§ **What the exercise asks**
State how many lines of the records contain the string "bottom". Give the number alone.
BEGIN Dataset extract
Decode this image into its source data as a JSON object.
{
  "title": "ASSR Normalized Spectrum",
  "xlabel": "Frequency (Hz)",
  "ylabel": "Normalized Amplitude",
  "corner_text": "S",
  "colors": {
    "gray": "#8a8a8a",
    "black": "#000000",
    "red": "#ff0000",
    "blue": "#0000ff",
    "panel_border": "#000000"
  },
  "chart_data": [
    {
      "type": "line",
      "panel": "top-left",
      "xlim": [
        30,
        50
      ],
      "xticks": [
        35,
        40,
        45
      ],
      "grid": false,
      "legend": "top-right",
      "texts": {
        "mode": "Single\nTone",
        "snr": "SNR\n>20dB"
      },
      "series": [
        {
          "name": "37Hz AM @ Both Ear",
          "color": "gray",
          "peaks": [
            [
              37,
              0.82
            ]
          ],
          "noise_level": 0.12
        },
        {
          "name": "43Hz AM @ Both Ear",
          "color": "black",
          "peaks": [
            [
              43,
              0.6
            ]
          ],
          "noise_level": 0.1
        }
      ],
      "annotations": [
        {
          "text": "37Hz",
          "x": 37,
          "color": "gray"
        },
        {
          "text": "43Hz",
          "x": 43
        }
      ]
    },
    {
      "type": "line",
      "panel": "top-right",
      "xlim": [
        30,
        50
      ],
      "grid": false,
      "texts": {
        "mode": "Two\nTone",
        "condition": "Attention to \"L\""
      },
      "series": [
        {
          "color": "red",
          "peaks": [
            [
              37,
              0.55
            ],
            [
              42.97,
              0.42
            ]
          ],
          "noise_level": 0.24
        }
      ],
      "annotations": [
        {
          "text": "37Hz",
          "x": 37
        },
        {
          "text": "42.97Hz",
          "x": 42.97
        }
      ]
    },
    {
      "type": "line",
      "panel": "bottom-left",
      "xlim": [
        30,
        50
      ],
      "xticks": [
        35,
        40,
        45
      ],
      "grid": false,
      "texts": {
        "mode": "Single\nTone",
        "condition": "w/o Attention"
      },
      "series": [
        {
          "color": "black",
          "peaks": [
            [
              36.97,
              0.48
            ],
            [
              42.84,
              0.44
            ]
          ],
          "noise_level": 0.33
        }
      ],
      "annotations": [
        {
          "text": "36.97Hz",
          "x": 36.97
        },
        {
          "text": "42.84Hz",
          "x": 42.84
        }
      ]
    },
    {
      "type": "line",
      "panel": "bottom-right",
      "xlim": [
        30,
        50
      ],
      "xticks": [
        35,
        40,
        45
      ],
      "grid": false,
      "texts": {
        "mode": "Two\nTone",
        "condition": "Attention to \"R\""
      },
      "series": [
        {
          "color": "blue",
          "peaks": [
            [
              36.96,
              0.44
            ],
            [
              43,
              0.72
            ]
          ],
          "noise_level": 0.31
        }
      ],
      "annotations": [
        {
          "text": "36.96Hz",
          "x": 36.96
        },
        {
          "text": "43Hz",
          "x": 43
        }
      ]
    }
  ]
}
END Dataset extract
§ **In response**
2